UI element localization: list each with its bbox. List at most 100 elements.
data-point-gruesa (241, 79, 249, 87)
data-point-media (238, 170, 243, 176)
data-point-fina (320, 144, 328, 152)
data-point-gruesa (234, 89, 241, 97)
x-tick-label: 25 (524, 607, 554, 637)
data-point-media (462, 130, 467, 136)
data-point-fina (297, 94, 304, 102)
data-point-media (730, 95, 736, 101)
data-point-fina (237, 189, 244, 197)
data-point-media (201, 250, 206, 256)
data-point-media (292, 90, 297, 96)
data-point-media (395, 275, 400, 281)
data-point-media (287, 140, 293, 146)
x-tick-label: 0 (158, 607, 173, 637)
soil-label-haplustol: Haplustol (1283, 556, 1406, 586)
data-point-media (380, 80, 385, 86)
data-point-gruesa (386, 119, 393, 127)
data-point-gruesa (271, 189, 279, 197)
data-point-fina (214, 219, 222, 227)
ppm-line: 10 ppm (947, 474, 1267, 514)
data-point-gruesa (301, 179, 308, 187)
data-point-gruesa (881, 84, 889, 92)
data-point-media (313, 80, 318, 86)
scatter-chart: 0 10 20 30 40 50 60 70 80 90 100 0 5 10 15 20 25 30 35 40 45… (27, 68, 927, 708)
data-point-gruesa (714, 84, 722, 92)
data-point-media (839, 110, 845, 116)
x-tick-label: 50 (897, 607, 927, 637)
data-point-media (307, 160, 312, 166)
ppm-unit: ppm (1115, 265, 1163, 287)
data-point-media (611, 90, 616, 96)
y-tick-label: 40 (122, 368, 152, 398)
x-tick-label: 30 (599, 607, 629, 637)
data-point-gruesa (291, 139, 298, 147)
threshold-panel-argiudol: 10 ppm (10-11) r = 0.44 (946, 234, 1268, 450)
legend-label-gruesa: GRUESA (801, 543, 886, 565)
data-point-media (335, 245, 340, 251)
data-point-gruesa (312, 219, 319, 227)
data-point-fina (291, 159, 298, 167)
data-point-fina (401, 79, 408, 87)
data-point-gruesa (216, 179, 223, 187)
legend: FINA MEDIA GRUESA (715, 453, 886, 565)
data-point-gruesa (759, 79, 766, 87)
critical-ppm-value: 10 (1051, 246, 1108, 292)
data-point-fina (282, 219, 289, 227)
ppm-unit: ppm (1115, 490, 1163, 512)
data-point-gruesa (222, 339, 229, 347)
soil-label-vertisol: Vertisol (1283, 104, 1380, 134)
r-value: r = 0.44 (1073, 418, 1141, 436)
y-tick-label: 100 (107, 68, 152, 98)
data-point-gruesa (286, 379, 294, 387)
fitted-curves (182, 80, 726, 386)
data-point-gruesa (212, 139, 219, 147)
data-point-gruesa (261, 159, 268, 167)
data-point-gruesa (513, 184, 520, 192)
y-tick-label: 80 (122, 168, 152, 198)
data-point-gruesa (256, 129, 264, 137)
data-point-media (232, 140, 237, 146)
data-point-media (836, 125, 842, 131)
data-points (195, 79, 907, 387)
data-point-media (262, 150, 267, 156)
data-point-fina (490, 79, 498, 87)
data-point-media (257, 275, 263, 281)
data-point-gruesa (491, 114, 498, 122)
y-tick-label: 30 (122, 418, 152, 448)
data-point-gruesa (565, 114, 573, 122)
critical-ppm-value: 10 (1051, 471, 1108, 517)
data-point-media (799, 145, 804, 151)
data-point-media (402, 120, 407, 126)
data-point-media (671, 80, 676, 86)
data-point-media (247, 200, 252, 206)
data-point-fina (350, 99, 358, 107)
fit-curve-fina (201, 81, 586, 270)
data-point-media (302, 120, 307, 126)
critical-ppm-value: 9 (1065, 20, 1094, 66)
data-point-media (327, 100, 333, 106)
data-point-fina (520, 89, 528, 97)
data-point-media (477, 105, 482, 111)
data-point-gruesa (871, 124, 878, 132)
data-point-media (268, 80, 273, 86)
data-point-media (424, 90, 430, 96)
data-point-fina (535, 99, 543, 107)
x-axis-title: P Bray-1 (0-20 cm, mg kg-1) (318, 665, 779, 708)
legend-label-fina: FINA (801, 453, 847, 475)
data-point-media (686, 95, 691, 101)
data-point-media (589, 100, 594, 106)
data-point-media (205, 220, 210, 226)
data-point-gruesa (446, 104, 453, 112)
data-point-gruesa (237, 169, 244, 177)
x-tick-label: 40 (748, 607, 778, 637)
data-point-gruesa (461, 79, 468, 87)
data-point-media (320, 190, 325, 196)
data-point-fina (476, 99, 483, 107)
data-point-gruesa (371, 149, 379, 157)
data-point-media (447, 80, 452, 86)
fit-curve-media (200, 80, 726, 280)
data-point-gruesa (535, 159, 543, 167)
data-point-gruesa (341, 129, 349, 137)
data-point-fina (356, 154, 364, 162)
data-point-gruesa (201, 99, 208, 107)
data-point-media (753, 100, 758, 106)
==*==
Renomeie "x-tick-label" para "x-axis-tick" em todas as entradas acima e reproduza as linhas sem nenhuma outra alteração.

UI element localization: list each with its bbox. List at most 100 elements.
data-point-gruesa (241, 79, 249, 87)
data-point-media (238, 170, 243, 176)
data-point-fina (320, 144, 328, 152)
data-point-gruesa (234, 89, 241, 97)
x-axis-tick: 25 (524, 607, 554, 637)
data-point-media (462, 130, 467, 136)
data-point-fina (297, 94, 304, 102)
data-point-media (730, 95, 736, 101)
data-point-fina (237, 189, 244, 197)
data-point-media (201, 250, 206, 256)
data-point-media (292, 90, 297, 96)
data-point-media (395, 275, 400, 281)
data-point-media (287, 140, 293, 146)
x-axis-tick: 0 (158, 607, 173, 637)
soil-label-haplustol: Haplustol (1283, 556, 1406, 586)
data-point-media (380, 80, 385, 86)
data-point-gruesa (386, 119, 393, 127)
data-point-gruesa (271, 189, 279, 197)
data-point-fina (214, 219, 222, 227)
ppm-line: 10 ppm (947, 474, 1267, 514)
data-point-gruesa (301, 179, 308, 187)
data-point-gruesa (881, 84, 889, 92)
data-point-media (313, 80, 318, 86)
scatter-chart: 0 10 20 30 40 50 60 70 80 90 100 0 5 10 15 20 25 30 35 40 45… (27, 68, 927, 708)
data-point-gruesa (714, 84, 722, 92)
data-point-media (839, 110, 845, 116)
x-axis-tick: 50 (897, 607, 927, 637)
data-point-media (307, 160, 312, 166)
ppm-unit: ppm (1115, 265, 1163, 287)
data-point-media (611, 90, 616, 96)
y-tick-label: 40 (122, 368, 152, 398)
x-axis-tick: 30 (599, 607, 629, 637)
data-point-gruesa (291, 139, 298, 147)
threshold-panel-argiudol: 10 ppm (10-11) r = 0.44 (946, 234, 1268, 450)
legend-label-gruesa: GRUESA (801, 543, 886, 565)
data-point-media (335, 245, 340, 251)
data-point-gruesa (312, 219, 319, 227)
data-point-fina (291, 159, 298, 167)
data-point-fina (401, 79, 408, 87)
data-point-gruesa (216, 179, 223, 187)
legend: FINA MEDIA GRUESA (715, 453, 886, 565)
data-point-gruesa (759, 79, 766, 87)
critical-ppm-value: 10 (1051, 246, 1108, 292)
data-point-fina (282, 219, 289, 227)
ppm-unit: ppm (1115, 490, 1163, 512)
data-point-gruesa (222, 339, 229, 347)
soil-label-vertisol: Vertisol (1283, 104, 1380, 134)
r-value: r = 0.44 (1073, 418, 1141, 436)
y-tick-label: 100 (107, 68, 152, 98)
data-point-gruesa (286, 379, 294, 387)
fitted-curves (182, 80, 726, 386)
data-point-gruesa (212, 139, 219, 147)
data-point-gruesa (261, 159, 268, 167)
data-point-gruesa (513, 184, 520, 192)
y-tick-label: 80 (122, 168, 152, 198)
data-point-gruesa (256, 129, 264, 137)
data-point-media (232, 140, 237, 146)
data-point-media (836, 125, 842, 131)
data-points (195, 79, 907, 387)
data-point-media (262, 150, 267, 156)
data-point-fina (490, 79, 498, 87)
data-point-media (257, 275, 263, 281)
data-point-gruesa (491, 114, 498, 122)
y-tick-label: 30 (122, 418, 152, 448)
data-point-gruesa (565, 114, 573, 122)
critical-ppm-value: 10 (1051, 471, 1108, 517)
data-point-media (799, 145, 804, 151)
data-point-media (402, 120, 407, 126)
data-point-media (671, 80, 676, 86)
data-point-media (247, 200, 252, 206)
data-point-fina (350, 99, 358, 107)
fit-curve-fina (201, 81, 586, 270)
data-point-media (302, 120, 307, 126)
critical-ppm-value: 9 (1065, 20, 1094, 66)
data-point-media (327, 100, 333, 106)
data-point-fina (520, 89, 528, 97)
data-point-media (477, 105, 482, 111)
data-point-gruesa (871, 124, 878, 132)
data-point-media (268, 80, 273, 86)
data-point-media (424, 90, 430, 96)
data-point-fina (535, 99, 543, 107)
x-axis-title: P Bray-1 (0-20 cm, mg kg-1) (318, 665, 779, 708)
legend-label-fina: FINA (801, 453, 847, 475)
data-point-media (686, 95, 691, 101)
data-point-media (589, 100, 594, 106)
data-point-media (205, 220, 210, 226)
data-point-gruesa (446, 104, 453, 112)
data-point-gruesa (237, 169, 244, 177)
x-axis-tick: 40 (748, 607, 778, 637)
data-point-gruesa (461, 79, 468, 87)
data-point-media (320, 190, 325, 196)
data-point-fina (476, 99, 483, 107)
data-point-gruesa (371, 149, 379, 157)
data-point-media (447, 80, 452, 86)
fit-curve-media (200, 80, 726, 280)
data-point-gruesa (535, 159, 543, 167)
data-point-gruesa (341, 129, 349, 137)
data-point-fina (356, 154, 364, 162)
data-point-gruesa (201, 99, 208, 107)
data-point-media (753, 100, 758, 106)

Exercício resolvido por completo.